- [EXERCISE]
Check every line below for the string "وابن", and copy the lines that contain it.

(Collected data)
— start —
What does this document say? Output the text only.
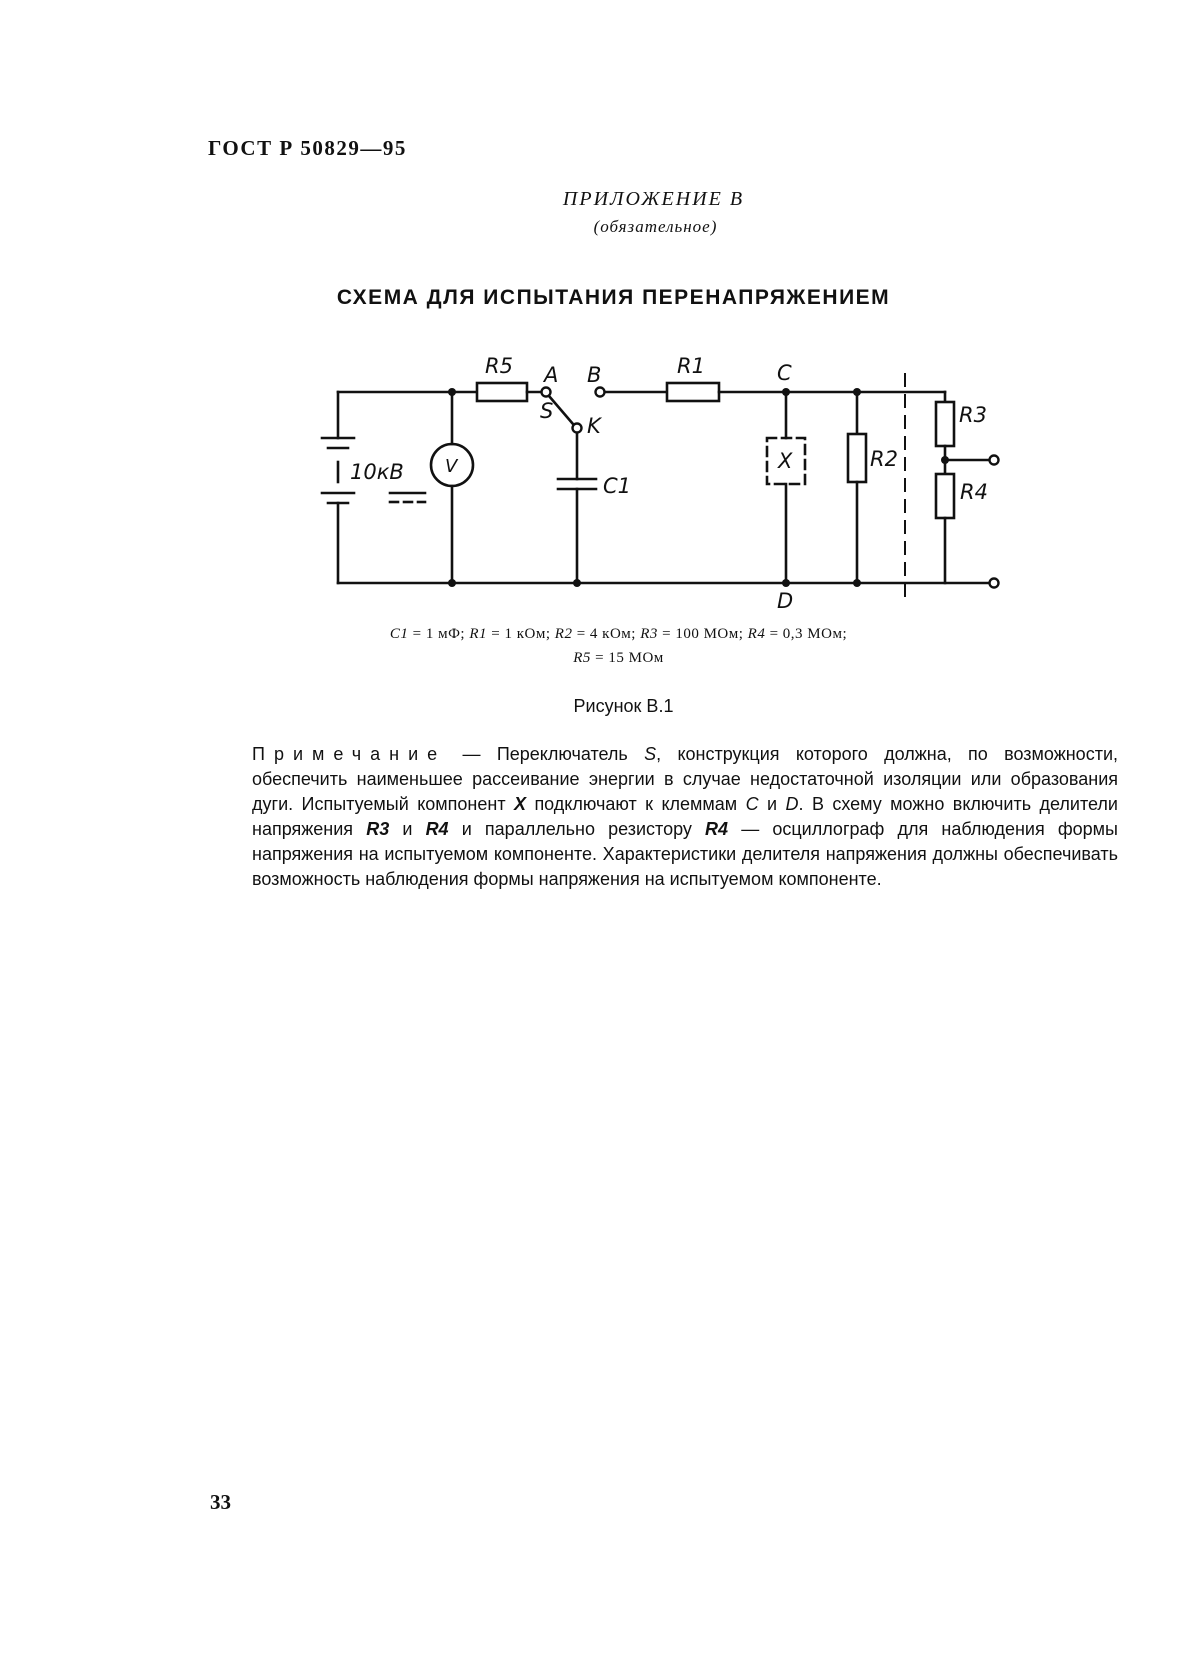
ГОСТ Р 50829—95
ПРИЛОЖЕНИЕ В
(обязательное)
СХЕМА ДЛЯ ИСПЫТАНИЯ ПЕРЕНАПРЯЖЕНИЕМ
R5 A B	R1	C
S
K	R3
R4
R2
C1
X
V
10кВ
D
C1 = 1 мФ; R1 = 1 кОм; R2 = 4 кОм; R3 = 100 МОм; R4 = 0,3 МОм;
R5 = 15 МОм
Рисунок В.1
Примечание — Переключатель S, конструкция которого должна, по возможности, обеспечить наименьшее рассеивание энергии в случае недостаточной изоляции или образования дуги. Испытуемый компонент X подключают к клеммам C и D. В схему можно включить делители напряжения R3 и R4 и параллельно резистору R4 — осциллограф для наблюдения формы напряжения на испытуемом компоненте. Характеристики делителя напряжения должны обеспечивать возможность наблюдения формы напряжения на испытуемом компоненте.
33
— end —
— start —
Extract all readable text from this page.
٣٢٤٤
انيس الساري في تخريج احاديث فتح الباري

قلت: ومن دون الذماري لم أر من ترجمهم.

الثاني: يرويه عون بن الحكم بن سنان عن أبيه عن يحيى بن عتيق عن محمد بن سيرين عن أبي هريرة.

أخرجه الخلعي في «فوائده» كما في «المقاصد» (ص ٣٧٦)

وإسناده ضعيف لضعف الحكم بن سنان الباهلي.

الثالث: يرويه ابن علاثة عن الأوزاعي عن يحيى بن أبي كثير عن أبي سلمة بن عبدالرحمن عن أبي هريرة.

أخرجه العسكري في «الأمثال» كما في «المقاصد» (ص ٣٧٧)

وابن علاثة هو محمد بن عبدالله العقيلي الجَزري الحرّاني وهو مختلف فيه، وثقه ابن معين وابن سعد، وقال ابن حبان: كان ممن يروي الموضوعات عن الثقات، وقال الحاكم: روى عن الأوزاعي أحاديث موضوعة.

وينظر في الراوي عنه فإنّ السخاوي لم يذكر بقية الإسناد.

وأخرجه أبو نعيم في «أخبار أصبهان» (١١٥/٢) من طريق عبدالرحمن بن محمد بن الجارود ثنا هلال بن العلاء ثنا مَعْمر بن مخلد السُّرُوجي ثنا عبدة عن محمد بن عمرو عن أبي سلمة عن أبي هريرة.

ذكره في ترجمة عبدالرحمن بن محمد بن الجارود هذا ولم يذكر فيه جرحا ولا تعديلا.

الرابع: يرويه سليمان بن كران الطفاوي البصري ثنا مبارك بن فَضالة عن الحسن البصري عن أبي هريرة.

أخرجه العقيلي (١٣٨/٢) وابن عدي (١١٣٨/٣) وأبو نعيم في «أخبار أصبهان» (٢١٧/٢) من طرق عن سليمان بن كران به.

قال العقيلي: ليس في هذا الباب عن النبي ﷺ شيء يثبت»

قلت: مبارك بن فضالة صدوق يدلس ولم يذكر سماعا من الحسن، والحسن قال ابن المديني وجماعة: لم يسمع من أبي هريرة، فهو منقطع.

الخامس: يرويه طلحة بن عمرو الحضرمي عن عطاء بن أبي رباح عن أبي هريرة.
— end —
— start —
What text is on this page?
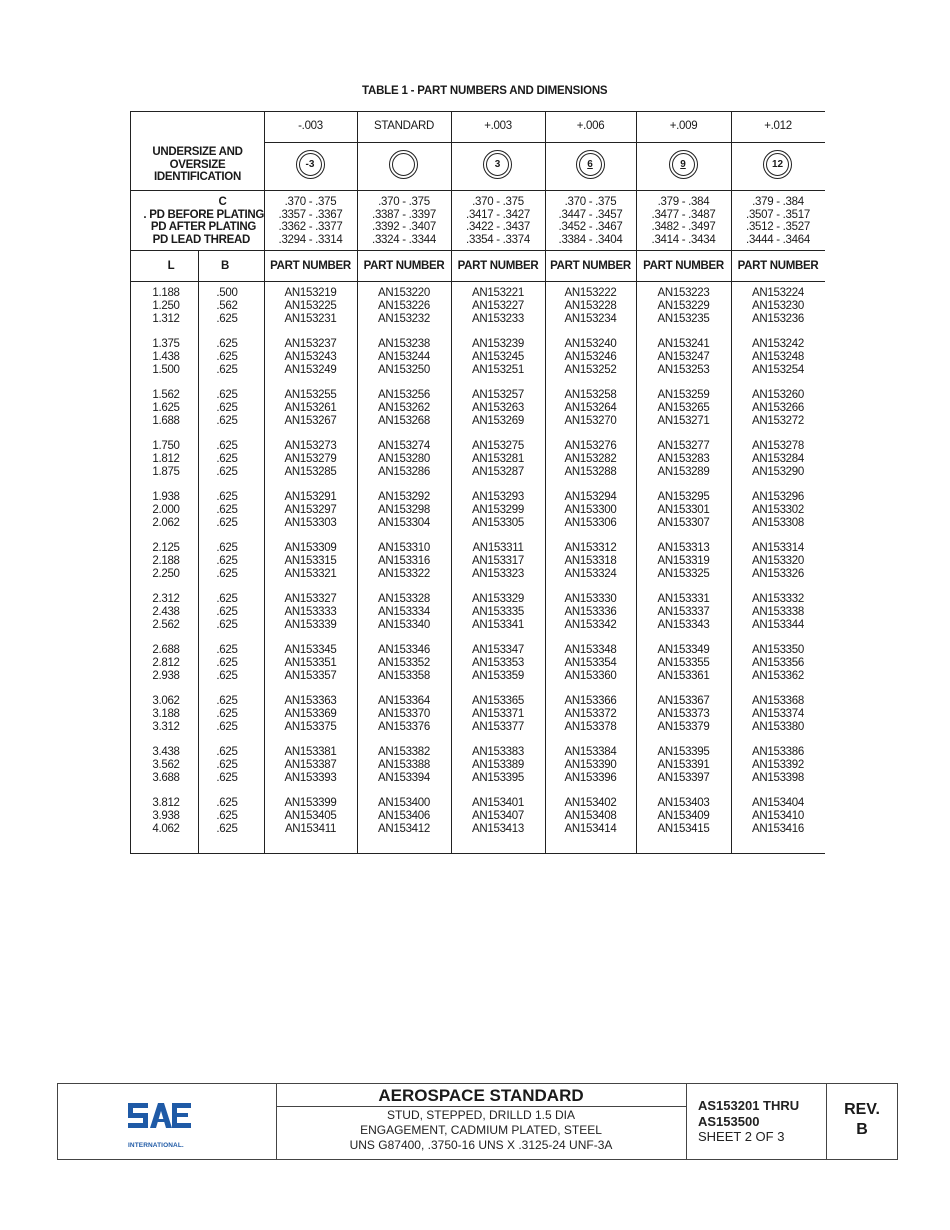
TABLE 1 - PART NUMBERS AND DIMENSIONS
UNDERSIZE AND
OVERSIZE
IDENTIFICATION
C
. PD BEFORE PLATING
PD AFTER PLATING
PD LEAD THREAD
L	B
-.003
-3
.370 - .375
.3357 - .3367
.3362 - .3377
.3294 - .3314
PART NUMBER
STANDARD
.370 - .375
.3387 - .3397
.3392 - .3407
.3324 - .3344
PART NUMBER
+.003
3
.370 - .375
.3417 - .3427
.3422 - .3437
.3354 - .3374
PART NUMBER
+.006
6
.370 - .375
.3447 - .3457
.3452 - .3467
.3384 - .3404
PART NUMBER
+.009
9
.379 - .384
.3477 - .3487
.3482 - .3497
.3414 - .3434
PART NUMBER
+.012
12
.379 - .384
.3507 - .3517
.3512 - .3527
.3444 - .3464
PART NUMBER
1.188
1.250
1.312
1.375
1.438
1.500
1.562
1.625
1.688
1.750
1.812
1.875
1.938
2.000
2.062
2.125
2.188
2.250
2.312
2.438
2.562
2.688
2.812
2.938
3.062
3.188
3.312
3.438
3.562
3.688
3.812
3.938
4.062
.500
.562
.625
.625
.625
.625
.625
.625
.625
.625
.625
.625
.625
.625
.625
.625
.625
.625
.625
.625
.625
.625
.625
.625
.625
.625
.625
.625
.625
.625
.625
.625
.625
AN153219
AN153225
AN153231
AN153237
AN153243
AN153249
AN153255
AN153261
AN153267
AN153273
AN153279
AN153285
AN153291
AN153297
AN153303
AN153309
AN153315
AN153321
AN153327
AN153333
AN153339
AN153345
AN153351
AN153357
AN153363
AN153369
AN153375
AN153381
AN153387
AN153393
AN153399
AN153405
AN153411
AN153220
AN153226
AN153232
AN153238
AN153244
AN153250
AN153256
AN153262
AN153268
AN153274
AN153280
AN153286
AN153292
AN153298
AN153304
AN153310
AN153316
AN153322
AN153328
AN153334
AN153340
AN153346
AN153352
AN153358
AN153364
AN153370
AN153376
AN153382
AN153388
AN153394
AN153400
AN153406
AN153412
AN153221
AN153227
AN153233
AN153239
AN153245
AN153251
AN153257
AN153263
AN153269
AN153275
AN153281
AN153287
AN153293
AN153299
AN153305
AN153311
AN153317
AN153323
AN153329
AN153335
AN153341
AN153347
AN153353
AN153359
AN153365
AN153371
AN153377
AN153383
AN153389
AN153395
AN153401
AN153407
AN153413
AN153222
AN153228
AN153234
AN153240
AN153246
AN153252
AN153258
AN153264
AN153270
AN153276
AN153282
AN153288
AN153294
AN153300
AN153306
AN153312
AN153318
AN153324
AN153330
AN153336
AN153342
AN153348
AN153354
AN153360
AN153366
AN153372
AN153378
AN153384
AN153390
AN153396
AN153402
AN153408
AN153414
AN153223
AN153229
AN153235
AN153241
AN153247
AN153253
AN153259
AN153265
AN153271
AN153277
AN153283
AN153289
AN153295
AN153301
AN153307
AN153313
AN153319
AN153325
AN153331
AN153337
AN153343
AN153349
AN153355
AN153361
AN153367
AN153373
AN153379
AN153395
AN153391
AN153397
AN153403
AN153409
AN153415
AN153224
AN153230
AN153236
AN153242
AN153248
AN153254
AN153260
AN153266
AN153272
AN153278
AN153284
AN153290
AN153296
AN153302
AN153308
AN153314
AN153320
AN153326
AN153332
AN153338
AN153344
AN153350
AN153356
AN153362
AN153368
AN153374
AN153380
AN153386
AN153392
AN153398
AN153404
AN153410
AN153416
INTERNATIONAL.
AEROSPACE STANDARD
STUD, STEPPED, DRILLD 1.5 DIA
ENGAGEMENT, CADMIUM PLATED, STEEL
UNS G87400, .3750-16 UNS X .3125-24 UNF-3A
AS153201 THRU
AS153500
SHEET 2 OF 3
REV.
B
— end —
- [EXERCISE RESPONSE]
وابن علاثة هو محمد بن عبدالله العقيلي الجَزري الحرّاني وهو مختلف فيه، وثقه ابن معين وابن سعد، وقال ابن حبان: كان ممن يروي الموضوعات عن الثقات، وقال الحاكم: روى عن الأوزاعي أحاديث موضوعة.
أخرجه العقيلي (١٣٨/٢) وابن عدي (١١٣٨/٣) وأبو نعيم في «أخبار أصبهان» (٢١٧/٢) من طرق عن سليمان بن كران به.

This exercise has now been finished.